MATERIAL PROVIDED
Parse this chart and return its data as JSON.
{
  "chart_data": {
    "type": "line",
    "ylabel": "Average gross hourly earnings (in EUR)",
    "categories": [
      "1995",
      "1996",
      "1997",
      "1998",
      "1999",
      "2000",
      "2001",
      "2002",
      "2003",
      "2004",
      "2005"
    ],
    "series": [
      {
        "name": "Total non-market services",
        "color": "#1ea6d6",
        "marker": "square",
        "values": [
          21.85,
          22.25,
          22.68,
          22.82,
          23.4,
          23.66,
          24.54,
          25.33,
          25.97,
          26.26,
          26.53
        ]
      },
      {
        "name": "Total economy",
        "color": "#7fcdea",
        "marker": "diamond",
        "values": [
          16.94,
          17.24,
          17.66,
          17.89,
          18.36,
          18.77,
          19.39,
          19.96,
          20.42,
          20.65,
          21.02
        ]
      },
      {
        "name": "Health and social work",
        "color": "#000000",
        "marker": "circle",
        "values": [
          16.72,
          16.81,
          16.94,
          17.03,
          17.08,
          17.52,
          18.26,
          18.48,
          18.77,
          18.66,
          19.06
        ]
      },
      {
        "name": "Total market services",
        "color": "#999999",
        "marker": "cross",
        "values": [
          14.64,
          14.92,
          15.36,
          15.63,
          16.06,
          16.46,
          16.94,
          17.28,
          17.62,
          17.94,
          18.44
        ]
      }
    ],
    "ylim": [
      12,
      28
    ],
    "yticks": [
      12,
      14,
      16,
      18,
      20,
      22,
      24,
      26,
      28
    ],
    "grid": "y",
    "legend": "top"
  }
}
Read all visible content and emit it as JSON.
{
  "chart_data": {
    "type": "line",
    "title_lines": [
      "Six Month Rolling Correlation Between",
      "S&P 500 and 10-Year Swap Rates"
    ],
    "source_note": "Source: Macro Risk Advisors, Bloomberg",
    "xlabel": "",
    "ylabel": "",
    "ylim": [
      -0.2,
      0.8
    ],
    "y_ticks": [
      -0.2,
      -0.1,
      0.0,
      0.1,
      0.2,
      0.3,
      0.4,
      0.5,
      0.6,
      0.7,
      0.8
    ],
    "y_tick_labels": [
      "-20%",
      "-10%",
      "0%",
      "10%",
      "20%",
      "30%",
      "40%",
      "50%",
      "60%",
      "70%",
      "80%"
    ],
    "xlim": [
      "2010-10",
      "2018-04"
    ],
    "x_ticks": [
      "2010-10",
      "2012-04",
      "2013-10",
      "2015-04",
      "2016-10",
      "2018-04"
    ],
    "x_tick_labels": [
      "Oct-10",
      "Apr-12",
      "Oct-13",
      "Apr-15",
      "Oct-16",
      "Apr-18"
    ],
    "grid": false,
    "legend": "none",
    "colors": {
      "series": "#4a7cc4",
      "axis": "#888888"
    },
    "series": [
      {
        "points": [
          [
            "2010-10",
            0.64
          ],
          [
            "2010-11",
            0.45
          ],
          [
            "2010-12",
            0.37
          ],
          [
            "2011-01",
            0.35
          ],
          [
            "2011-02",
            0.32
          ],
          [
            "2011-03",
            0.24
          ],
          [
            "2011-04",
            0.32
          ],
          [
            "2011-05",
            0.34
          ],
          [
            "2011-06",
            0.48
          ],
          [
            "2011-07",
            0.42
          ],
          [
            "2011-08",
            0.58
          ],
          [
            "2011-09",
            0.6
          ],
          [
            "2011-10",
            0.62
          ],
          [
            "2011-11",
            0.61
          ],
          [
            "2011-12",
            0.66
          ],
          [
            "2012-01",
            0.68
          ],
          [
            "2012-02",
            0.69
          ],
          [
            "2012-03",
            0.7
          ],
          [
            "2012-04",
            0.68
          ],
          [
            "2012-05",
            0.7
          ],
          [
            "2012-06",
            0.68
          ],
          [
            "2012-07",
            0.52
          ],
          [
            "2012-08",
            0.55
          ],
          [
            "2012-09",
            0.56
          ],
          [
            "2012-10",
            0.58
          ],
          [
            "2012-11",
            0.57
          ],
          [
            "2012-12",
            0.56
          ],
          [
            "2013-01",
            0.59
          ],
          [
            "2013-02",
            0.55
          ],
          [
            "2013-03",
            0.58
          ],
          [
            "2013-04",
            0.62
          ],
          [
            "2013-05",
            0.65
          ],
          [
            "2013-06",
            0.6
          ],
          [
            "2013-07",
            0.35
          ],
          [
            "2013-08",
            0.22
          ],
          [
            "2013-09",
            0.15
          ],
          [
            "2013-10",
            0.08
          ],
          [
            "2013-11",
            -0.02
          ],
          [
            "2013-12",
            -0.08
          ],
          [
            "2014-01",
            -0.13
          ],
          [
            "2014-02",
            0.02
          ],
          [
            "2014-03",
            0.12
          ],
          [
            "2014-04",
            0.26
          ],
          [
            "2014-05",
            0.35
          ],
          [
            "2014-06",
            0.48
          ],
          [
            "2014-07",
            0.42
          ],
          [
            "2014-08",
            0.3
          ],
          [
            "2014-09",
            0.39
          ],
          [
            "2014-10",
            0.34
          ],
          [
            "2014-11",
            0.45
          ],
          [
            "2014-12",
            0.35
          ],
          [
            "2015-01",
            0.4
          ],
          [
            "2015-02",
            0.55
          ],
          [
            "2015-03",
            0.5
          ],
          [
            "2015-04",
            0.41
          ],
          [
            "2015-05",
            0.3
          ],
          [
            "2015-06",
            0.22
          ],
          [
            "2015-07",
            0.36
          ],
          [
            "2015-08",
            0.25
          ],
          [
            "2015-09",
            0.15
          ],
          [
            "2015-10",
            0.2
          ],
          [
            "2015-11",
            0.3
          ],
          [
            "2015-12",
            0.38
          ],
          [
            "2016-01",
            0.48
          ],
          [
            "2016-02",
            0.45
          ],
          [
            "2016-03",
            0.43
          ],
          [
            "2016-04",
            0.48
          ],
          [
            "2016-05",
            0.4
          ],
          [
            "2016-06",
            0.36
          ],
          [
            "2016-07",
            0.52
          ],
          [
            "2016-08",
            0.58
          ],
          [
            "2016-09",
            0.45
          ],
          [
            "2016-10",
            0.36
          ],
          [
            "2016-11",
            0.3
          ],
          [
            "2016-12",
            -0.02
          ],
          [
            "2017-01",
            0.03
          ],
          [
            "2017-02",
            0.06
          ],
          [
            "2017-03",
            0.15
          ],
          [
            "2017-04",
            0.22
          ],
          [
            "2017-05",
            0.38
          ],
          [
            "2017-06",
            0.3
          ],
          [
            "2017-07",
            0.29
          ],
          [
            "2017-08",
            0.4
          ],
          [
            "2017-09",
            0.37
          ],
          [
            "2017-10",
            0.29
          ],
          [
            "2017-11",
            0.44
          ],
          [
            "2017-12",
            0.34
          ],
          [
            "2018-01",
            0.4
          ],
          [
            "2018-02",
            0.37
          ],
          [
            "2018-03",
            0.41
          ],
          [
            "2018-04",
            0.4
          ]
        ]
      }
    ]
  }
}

TASK INSTRUCTIONS
Copy out each record from above, exactly.

SOLUTION TO THIS PROBLEM
Parse this chart and return its data as JSON.
{
  "chart_data": {
    "type": "line",
    "ylabel": "Average gross hourly earnings (in EUR)",
    "categories": [
      "1995",
      "1996",
      "1997",
      "1998",
      "1999",
      "2000",
      "2001",
      "2002",
      "2003",
      "2004",
      "2005"
    ],
    "series": [
      {
        "name": "Total non-market services",
        "color": "#1ea6d6",
        "marker": "square",
        "values": [
          21.85,
          22.25,
          22.68,
          22.82,
          23.4,
          23.66,
          24.54,
          25.33,
          25.97,
          26.26,
          26.53
        ]
      },
      {
        "name": "Total economy",
        "color": "#7fcdea",
        "marker": "diamond",
        "values": [
          16.94,
          17.24,
          17.66,
          17.89,
          18.36,
          18.77,
          19.39,
          19.96,
          20.42,
          20.65,
          21.02
        ]
      },
      {
        "name": "Health and social work",
        "color": "#000000",
        "marker": "circle",
        "values": [
          16.72,
          16.81,
          16.94,
          17.03,
          17.08,
          17.52,
          18.26,
          18.48,
          18.77,
          18.66,
          19.06
        ]
      },
      {
        "name": "Total market services",
        "color": "#999999",
        "marker": "cross",
        "values": [
          14.64,
          14.92,
          15.36,
          15.63,
          16.06,
          16.46,
          16.94,
          17.28,
          17.62,
          17.94,
          18.44
        ]
      }
    ],
    "ylim": [
      12,
      28
    ],
    "yticks": [
      12,
      14,
      16,
      18,
      20,
      22,
      24,
      26,
      28
    ],
    "grid": "y",
    "legend": "top"
  }
}
Read all visible content and emit it as JSON.
{
  "chart_data": {
    "type": "line",
    "title_lines": [
      "Six Month Rolling Correlation Between",
      "S&P 500 and 10-Year Swap Rates"
    ],
    "source_note": "Source: Macro Risk Advisors, Bloomberg",
    "xlabel": "",
    "ylabel": "",
    "ylim": [
      -0.2,
      0.8
    ],
    "y_ticks": [
      -0.2,
      -0.1,
      0.0,
      0.1,
      0.2,
      0.3,
      0.4,
      0.5,
      0.6,
      0.7,
      0.8
    ],
    "y_tick_labels": [
      "-20%",
      "-10%",
      "0%",
      "10%",
      "20%",
      "30%",
      "40%",
      "50%",
      "60%",
      "70%",
      "80%"
    ],
    "xlim": [
      "2010-10",
      "2018-04"
    ],
    "x_ticks": [
      "2010-10",
      "2012-04",
      "2013-10",
      "2015-04",
      "2016-10",
      "2018-04"
    ],
    "x_tick_labels": [
      "Oct-10",
      "Apr-12",
      "Oct-13",
      "Apr-15",
      "Oct-16",
      "Apr-18"
    ],
    "grid": false,
    "legend": "none",
    "colors": {
      "series": "#4a7cc4",
      "axis": "#888888"
    },
    "series": [
      {
        "points": [
          [
            "2010-10",
            0.64
          ],
          [
            "2010-11",
            0.45
          ],
          [
            "2010-12",
            0.37
          ],
          [
            "2011-01",
            0.35
          ],
          [
            "2011-02",
            0.32
          ],
          [
            "2011-03",
            0.24
          ],
          [
            "2011-04",
            0.32
          ],
          [
            "2011-05",
            0.34
          ],
          [
            "2011-06",
            0.48
          ],
          [
            "2011-07",
            0.42
          ],
          [
            "2011-08",
            0.58
          ],
          [
            "2011-09",
            0.6
          ],
          [
            "2011-10",
            0.62
          ],
          [
            "2011-11",
            0.61
          ],
          [
            "2011-12",
            0.66
          ],
          [
            "2012-01",
            0.68
          ],
          [
            "2012-02",
            0.69
          ],
          [
            "2012-03",
            0.7
          ],
          [
            "2012-04",
            0.68
          ],
          [
            "2012-05",
            0.7
          ],
          [
            "2012-06",
            0.68
          ],
          [
            "2012-07",
            0.52
          ],
          [
            "2012-08",
            0.55
          ],
          [
            "2012-09",
            0.56
          ],
          [
            "2012-10",
            0.58
          ],
          [
            "2012-11",
            0.57
          ],
          [
            "2012-12",
            0.56
          ],
          [
            "2013-01",
            0.59
          ],
          [
            "2013-02",
            0.55
          ],
          [
            "2013-03",
            0.58
          ],
          [
            "2013-04",
            0.62
          ],
          [
            "2013-05",
            0.65
          ],
          [
            "2013-06",
            0.6
          ],
          [
            "2013-07",
            0.35
          ],
          [
            "2013-08",
            0.22
          ],
          [
            "2013-09",
            0.15
          ],
          [
            "2013-10",
            0.08
          ],
          [
            "2013-11",
            -0.02
          ],
          [
            "2013-12",
            -0.08
          ],
          [
            "2014-01",
            -0.13
          ],
          [
            "2014-02",
            0.02
          ],
          [
            "2014-03",
            0.12
          ],
          [
            "2014-04",
            0.26
          ],
          [
            "2014-05",
            0.35
          ],
          [
            "2014-06",
            0.48
          ],
          [
            "2014-07",
            0.42
          ],
          [
            "2014-08",
            0.3
          ],
          [
            "2014-09",
            0.39
          ],
          [
            "2014-10",
            0.34
          ],
          [
            "2014-11",
            0.45
          ],
          [
            "2014-12",
            0.35
          ],
          [
            "2015-01",
            0.4
          ],
          [
            "2015-02",
            0.55
          ],
          [
            "2015-03",
            0.5
          ],
          [
            "2015-04",
            0.41
          ],
          [
            "2015-05",
            0.3
          ],
          [
            "2015-06",
            0.22
          ],
          [
            "2015-07",
            0.36
          ],
          [
            "2015-08",
            0.25
          ],
          [
            "2015-09",
            0.15
          ],
          [
            "2015-10",
            0.2
          ],
          [
            "2015-11",
            0.3
          ],
          [
            "2015-12",
            0.38
          ],
          [
            "2016-01",
            0.48
          ],
          [
            "2016-02",
            0.45
          ],
          [
            "2016-03",
            0.43
          ],
          [
            "2016-04",
            0.48
          ],
          [
            "2016-05",
            0.4
          ],
          [
            "2016-06",
            0.36
          ],
          [
            "2016-07",
            0.52
          ],
          [
            "2016-08",
            0.58
          ],
          [
            "2016-09",
            0.45
          ],
          [
            "2016-10",
            0.36
          ],
          [
            "2016-11",
            0.3
          ],
          [
            "2016-12",
            -0.02
          ],
          [
            "2017-01",
            0.03
          ],
          [
            "2017-02",
            0.06
          ],
          [
            "2017-03",
            0.15
          ],
          [
            "2017-04",
            0.22
          ],
          [
            "2017-05",
            0.38
          ],
          [
            "2017-06",
            0.3
          ],
          [
            "2017-07",
            0.29
          ],
          [
            "2017-08",
            0.4
          ],
          [
            "2017-09",
            0.37
          ],
          [
            "2017-10",
            0.29
          ],
          [
            "2017-11",
            0.44
          ],
          [
            "2017-12",
            0.34
          ],
          [
            "2018-01",
            0.4
          ],
          [
            "2018-02",
            0.37
          ],
          [
            "2018-03",
            0.41
          ],
          [
            "2018-04",
            0.4
          ]
        ]
      }
    ]
  }
}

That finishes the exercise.